▶ **WHAT YOU ARE ASKED TO DO**: Scan the lines below for the string "İnkişafına" and copy every one that has it.

▶ **EXCERPTED RECORDS**:
>> BEGIN

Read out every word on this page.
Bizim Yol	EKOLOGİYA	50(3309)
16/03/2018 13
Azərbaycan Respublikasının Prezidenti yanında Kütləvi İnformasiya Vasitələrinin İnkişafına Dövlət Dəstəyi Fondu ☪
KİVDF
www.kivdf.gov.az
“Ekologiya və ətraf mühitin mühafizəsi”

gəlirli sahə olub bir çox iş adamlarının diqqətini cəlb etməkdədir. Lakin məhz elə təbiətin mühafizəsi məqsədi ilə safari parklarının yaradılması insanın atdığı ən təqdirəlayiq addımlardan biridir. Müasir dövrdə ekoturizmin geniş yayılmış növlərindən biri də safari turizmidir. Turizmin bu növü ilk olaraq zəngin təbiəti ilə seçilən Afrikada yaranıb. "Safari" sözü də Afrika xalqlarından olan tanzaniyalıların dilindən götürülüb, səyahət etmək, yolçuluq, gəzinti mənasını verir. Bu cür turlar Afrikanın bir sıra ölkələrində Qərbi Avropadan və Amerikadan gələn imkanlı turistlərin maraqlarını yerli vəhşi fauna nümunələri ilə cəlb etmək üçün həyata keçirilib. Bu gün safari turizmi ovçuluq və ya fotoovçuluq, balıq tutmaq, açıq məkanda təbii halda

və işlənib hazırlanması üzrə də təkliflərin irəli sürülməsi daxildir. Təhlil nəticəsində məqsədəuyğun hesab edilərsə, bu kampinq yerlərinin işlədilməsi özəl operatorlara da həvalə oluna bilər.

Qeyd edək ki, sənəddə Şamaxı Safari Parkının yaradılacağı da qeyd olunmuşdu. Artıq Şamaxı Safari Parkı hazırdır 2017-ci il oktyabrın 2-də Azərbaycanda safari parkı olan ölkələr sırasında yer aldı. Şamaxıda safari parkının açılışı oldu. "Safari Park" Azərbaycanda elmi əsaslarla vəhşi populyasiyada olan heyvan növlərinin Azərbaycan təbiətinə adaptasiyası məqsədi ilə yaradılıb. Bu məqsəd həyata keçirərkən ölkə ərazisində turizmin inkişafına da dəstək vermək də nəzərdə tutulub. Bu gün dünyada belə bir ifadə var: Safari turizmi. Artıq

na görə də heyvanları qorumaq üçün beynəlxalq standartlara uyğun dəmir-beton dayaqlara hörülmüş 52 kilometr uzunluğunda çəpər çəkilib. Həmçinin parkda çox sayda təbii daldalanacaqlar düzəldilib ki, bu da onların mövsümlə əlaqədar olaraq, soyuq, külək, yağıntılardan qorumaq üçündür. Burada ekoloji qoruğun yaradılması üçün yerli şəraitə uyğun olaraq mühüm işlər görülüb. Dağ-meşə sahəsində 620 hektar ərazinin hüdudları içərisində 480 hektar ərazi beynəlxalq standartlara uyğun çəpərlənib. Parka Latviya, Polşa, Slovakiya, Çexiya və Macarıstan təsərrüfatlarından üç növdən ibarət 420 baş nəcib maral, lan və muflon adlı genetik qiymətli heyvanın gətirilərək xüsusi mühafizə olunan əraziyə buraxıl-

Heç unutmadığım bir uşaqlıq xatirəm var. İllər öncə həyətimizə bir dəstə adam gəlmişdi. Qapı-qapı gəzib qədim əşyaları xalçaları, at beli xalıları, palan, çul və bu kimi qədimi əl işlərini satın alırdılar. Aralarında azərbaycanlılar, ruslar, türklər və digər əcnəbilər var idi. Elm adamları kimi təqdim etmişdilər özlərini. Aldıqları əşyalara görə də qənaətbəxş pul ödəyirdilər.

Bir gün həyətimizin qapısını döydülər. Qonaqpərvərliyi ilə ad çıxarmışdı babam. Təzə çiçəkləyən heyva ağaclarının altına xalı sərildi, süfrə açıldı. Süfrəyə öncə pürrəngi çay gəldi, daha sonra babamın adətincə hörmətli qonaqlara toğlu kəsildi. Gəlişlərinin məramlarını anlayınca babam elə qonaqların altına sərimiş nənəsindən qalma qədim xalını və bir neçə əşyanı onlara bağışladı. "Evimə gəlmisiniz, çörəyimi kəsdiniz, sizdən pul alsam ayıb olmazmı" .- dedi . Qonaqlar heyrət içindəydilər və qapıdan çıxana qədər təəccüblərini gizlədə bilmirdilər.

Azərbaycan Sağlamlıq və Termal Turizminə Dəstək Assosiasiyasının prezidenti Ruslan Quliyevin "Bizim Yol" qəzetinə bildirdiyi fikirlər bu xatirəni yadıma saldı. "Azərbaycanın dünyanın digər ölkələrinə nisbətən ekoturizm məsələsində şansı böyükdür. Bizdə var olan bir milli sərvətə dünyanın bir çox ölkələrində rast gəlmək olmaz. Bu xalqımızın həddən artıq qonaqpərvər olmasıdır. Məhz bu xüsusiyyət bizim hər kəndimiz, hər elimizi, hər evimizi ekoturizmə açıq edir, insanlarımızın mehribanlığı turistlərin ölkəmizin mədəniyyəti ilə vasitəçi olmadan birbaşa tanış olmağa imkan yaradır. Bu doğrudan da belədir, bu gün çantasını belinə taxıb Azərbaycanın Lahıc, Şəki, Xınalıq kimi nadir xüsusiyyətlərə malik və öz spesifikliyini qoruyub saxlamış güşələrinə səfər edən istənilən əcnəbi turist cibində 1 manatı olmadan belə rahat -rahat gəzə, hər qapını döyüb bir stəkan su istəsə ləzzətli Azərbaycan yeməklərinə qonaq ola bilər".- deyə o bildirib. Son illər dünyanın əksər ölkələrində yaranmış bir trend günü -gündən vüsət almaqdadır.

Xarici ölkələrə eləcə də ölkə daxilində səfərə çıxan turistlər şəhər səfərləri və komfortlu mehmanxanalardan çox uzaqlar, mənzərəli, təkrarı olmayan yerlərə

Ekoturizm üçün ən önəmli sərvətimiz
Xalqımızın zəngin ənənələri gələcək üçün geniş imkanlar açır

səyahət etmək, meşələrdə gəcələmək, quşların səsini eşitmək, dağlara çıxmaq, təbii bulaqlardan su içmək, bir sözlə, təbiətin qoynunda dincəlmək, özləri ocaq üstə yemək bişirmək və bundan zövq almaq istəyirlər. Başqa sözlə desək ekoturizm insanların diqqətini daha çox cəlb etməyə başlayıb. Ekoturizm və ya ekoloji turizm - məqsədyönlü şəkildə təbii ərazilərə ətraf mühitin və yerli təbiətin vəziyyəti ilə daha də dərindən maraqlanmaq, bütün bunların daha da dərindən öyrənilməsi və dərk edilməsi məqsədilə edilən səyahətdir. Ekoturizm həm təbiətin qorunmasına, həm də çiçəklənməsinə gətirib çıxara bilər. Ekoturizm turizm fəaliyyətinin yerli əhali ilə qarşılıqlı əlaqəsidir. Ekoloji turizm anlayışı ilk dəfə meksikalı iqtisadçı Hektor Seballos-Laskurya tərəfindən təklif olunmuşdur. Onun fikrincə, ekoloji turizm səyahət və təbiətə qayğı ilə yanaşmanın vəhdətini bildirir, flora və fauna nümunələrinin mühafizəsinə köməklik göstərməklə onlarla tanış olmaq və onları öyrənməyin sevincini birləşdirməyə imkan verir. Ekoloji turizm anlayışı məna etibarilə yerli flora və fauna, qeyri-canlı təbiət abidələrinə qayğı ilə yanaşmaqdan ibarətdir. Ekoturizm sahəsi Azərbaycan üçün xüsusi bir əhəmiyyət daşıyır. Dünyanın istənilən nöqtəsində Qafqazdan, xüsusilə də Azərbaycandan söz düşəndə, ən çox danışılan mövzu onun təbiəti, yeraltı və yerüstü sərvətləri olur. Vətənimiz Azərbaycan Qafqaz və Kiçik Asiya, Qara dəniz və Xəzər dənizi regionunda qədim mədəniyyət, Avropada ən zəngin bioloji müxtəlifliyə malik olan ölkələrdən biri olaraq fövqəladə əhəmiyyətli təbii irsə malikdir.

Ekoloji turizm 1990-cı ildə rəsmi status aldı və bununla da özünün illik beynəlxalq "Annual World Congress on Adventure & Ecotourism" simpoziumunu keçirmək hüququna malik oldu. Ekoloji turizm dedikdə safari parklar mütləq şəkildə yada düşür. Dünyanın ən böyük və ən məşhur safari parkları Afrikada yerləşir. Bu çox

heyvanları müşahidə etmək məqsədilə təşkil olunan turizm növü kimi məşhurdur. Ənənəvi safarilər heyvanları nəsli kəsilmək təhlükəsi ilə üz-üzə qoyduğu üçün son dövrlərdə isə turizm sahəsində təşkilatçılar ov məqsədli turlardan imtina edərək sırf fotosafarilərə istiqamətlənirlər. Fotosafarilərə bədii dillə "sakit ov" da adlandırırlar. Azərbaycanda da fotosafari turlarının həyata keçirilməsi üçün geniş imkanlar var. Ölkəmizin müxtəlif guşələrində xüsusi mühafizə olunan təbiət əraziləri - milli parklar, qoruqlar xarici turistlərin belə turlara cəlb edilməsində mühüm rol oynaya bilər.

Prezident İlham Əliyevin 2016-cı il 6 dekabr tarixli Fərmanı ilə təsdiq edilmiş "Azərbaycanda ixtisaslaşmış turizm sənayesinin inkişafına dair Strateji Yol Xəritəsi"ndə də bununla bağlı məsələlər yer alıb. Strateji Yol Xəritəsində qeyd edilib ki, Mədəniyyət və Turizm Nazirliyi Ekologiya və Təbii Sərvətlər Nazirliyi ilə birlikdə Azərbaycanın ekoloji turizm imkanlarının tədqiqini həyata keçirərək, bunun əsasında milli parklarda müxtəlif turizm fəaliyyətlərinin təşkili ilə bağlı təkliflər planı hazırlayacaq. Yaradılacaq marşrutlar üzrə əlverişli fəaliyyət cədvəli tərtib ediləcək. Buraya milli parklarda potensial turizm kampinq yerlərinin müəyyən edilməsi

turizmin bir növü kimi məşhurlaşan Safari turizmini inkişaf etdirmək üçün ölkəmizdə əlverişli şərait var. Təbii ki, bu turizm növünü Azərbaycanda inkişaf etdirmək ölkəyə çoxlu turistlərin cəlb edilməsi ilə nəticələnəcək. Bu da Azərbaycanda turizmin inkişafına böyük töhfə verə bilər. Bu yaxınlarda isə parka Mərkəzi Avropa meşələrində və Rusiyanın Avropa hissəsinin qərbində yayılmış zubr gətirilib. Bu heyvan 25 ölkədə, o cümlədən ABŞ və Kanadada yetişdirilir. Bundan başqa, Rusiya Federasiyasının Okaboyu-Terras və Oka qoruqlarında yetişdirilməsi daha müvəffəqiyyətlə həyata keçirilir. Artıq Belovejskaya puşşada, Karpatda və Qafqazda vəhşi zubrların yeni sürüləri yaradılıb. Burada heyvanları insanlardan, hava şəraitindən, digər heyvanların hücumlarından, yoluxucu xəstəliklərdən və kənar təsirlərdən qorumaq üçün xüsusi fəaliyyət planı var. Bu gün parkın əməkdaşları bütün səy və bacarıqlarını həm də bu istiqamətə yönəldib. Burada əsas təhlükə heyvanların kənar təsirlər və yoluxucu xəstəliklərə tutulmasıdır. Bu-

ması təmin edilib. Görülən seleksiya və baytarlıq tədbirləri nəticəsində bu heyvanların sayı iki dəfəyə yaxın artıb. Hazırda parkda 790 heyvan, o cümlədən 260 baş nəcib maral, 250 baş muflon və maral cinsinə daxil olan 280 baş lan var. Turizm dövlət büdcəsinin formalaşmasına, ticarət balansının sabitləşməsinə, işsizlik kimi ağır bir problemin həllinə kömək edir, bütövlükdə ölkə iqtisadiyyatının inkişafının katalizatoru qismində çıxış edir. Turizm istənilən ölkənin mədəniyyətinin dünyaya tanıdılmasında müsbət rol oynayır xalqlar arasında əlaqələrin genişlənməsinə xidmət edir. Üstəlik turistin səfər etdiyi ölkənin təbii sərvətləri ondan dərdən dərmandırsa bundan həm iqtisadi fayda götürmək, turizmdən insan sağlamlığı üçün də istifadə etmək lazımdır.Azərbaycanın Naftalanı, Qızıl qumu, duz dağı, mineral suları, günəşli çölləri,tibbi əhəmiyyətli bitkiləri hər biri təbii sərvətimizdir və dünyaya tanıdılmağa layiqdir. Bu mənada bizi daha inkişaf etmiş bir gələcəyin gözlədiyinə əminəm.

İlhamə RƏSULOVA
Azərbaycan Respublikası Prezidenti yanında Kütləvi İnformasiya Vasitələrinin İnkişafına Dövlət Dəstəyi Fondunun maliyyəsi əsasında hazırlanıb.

>> END

▶ **OUTPUT OF THE TASK**:
Azərbaycan Respublikasının Prezidenti yanında Kütləvi İnformasiya Vasitələrinin İnkişafına Dövlət Dəstəyi Fondu ☪
Azərbaycan Respublikası Prezidenti yanında Kütləvi İnformasiya Vasitələrinin İnkişafına Dövlət Dəstəyi Fondunun maliyyəsi əsasında hazırlanıb.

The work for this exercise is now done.